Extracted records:

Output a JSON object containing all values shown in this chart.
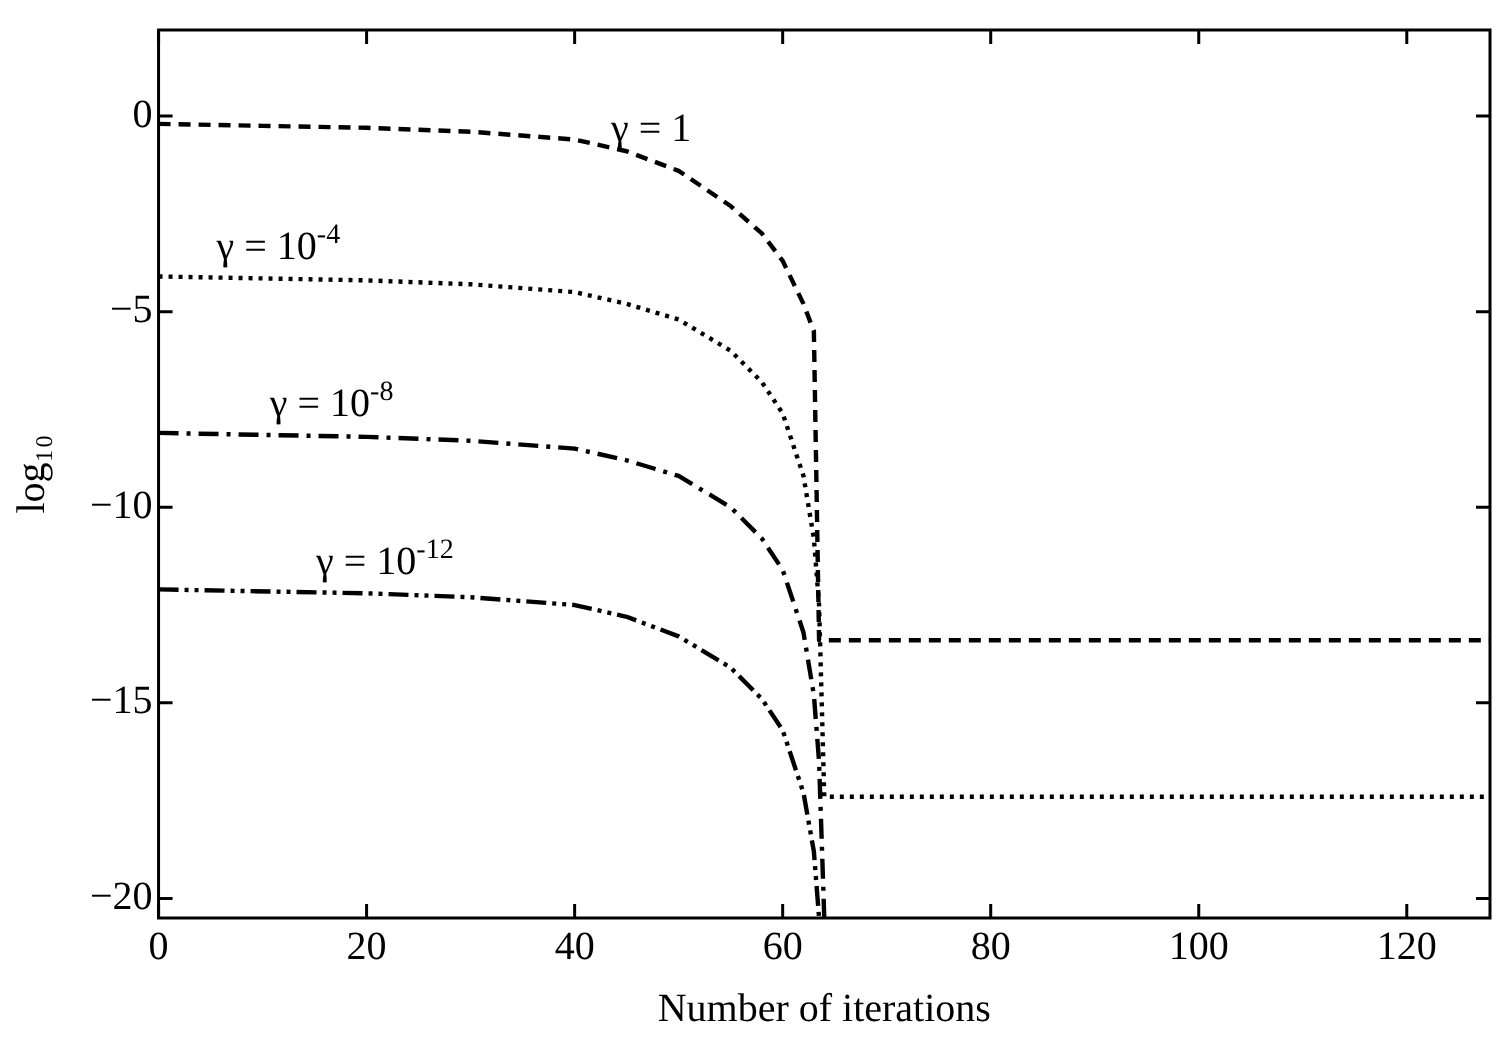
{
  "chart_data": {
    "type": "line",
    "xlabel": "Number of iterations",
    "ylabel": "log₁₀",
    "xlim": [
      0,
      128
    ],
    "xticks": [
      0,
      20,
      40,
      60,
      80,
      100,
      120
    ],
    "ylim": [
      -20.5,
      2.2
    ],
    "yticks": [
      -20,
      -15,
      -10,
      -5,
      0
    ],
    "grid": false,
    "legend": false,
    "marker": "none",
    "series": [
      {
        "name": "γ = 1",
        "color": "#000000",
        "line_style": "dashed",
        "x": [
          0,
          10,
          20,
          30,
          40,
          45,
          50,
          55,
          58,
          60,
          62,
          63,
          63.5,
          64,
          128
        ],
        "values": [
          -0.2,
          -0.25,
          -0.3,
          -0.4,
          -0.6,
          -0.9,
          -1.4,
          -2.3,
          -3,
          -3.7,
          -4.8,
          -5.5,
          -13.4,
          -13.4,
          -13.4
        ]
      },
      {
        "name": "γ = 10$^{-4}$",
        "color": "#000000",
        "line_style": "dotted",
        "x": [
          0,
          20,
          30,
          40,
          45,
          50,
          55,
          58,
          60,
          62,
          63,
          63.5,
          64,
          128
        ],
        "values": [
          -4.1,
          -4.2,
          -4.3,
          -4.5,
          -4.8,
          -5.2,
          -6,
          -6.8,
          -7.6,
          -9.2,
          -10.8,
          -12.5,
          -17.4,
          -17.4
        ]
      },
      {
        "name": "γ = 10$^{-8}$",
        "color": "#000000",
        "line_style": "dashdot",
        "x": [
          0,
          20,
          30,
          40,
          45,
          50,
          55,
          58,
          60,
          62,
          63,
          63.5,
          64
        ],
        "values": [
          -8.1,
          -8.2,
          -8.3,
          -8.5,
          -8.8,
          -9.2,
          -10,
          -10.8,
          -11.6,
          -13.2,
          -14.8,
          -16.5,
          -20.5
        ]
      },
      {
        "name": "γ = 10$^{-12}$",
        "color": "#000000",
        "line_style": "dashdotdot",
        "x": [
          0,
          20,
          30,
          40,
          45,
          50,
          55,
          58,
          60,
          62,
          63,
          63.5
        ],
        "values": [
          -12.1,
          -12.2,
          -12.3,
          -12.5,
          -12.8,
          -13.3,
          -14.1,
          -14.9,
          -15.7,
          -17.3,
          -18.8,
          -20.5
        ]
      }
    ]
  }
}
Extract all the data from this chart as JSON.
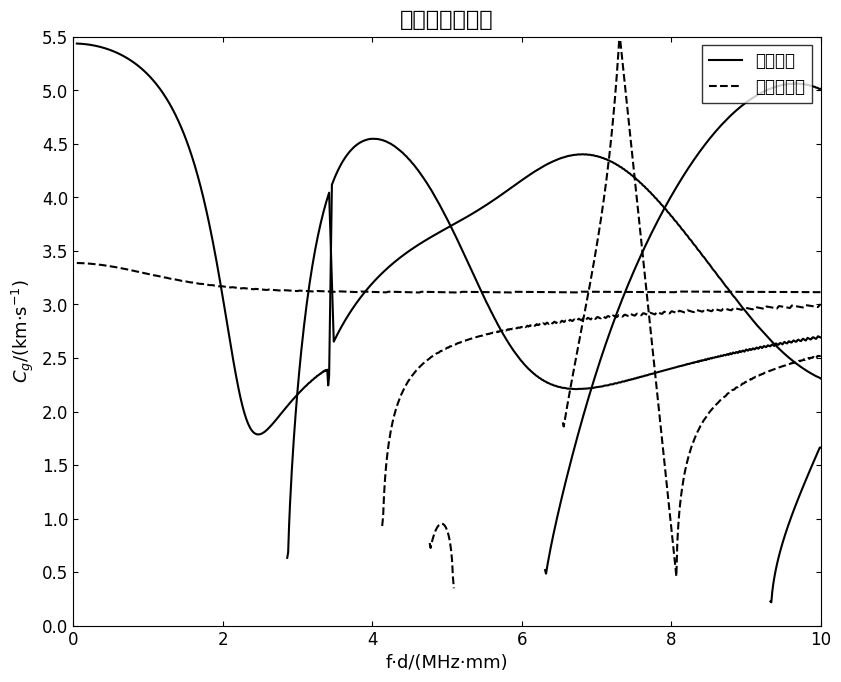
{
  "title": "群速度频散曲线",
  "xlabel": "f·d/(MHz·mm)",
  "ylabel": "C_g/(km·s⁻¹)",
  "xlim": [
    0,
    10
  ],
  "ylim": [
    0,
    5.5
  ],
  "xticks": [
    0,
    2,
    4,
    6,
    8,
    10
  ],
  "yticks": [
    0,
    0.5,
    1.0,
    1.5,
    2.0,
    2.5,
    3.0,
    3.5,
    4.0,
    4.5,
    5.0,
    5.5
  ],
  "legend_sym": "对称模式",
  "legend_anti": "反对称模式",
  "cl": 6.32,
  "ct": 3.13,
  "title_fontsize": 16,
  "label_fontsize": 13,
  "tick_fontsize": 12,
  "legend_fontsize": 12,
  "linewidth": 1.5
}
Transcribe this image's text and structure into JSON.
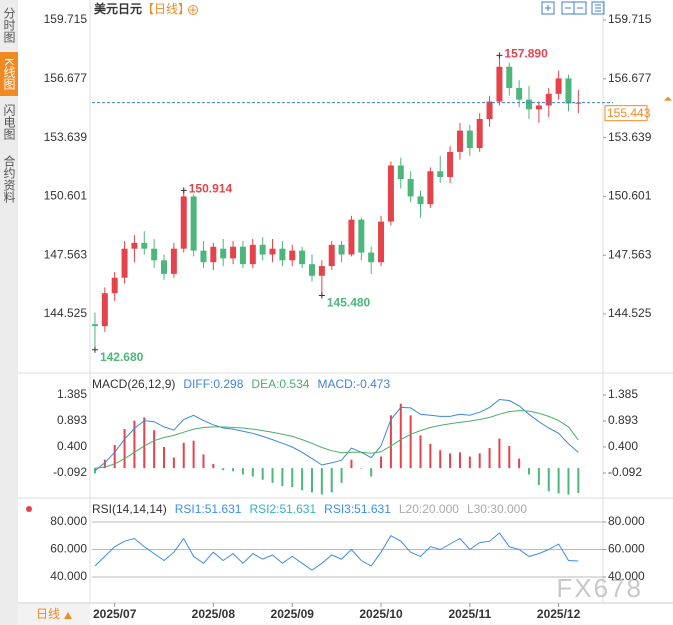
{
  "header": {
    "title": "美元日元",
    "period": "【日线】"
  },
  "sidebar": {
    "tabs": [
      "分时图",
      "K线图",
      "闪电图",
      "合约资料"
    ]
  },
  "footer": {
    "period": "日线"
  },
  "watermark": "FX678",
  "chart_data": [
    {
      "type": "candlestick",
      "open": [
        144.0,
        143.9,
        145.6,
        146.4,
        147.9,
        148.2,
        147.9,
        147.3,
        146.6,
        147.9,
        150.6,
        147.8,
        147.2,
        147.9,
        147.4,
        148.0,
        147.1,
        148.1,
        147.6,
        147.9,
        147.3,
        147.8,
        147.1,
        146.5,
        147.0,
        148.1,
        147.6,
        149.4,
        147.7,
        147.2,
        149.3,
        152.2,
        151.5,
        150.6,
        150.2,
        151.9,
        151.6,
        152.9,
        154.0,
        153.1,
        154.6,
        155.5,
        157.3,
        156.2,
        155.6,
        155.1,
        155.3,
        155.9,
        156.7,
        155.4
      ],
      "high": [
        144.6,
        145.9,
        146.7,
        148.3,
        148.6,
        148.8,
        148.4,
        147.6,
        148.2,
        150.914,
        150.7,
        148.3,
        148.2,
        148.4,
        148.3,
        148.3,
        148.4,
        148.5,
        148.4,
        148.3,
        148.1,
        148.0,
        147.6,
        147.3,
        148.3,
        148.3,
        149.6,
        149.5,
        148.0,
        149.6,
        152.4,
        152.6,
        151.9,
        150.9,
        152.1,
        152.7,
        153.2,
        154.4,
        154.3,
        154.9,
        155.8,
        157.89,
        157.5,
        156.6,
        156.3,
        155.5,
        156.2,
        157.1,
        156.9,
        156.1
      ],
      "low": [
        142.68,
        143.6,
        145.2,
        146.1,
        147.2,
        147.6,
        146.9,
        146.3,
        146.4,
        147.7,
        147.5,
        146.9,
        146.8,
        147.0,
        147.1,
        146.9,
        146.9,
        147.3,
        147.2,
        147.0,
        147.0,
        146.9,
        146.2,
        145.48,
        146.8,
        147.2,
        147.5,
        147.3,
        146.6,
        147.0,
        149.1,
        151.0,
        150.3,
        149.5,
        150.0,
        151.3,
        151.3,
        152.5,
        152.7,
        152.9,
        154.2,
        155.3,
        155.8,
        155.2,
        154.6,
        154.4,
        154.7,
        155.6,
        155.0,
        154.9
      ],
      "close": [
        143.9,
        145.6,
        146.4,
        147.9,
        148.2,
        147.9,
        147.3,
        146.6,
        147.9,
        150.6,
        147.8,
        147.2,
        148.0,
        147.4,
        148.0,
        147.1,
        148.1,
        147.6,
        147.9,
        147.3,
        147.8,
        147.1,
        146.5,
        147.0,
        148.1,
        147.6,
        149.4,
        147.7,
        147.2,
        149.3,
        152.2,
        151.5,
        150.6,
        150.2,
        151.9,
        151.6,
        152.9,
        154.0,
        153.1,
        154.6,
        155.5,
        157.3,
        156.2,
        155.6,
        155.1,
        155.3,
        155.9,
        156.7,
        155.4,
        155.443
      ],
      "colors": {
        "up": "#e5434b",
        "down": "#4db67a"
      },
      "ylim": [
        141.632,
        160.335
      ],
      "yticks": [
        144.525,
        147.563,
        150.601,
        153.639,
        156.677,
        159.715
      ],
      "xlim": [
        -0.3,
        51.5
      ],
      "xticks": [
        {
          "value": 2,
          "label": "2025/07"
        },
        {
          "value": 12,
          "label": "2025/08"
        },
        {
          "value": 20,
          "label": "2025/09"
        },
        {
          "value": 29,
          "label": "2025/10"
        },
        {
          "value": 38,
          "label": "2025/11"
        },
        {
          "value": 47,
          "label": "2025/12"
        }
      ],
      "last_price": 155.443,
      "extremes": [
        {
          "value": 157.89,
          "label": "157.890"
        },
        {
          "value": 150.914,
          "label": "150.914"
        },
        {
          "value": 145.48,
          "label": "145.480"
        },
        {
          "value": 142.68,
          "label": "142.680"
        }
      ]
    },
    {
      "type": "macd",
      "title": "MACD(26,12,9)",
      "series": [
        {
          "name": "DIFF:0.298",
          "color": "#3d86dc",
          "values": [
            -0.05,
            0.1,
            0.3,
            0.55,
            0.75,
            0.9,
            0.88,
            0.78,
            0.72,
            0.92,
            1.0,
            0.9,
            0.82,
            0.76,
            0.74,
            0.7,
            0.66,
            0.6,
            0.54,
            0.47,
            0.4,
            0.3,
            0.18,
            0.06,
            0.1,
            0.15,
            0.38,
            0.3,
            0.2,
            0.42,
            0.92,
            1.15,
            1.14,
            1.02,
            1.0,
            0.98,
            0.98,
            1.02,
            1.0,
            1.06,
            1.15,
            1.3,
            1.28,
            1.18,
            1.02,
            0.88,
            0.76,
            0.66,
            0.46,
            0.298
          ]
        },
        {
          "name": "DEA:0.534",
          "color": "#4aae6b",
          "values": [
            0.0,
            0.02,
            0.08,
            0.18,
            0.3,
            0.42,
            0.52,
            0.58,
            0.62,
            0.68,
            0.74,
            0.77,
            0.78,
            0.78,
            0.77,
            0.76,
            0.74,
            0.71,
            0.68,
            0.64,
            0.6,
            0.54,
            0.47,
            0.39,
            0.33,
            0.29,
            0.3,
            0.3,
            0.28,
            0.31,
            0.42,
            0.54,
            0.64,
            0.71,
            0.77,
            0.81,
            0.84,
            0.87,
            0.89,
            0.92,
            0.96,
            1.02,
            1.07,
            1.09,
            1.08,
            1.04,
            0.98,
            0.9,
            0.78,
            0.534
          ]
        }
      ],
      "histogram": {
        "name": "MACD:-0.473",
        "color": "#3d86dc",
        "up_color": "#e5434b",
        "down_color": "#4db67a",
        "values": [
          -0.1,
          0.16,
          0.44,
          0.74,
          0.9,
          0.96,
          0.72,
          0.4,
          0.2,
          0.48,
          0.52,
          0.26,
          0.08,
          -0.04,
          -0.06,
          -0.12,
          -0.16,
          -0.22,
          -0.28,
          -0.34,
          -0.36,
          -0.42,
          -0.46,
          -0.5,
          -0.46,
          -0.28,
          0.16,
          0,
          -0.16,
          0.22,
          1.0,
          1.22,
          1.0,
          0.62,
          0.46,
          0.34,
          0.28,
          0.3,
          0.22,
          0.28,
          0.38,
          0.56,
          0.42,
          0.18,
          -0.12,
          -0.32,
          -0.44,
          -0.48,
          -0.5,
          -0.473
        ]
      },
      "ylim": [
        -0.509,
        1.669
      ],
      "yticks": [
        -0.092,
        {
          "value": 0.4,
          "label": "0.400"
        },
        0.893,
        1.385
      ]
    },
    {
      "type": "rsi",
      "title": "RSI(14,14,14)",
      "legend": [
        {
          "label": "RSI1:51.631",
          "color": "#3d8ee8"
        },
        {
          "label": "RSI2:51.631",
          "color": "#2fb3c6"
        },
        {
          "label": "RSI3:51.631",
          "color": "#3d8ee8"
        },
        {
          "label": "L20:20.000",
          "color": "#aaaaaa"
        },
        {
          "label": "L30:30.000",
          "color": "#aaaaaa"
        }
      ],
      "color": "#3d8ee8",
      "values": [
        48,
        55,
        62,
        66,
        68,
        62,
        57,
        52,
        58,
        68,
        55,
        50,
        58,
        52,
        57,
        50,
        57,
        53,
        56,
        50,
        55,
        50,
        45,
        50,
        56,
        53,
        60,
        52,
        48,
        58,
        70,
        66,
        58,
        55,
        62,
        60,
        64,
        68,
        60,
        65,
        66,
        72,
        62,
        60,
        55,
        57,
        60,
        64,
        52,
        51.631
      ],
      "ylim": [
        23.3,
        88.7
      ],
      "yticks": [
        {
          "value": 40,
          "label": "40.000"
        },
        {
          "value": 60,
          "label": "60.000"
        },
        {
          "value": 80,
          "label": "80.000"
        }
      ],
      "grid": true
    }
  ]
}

## EXERCISE
Tally the lines above that contain the word "name", and reply with only the number.

## RESULT FOR THIS TASK
7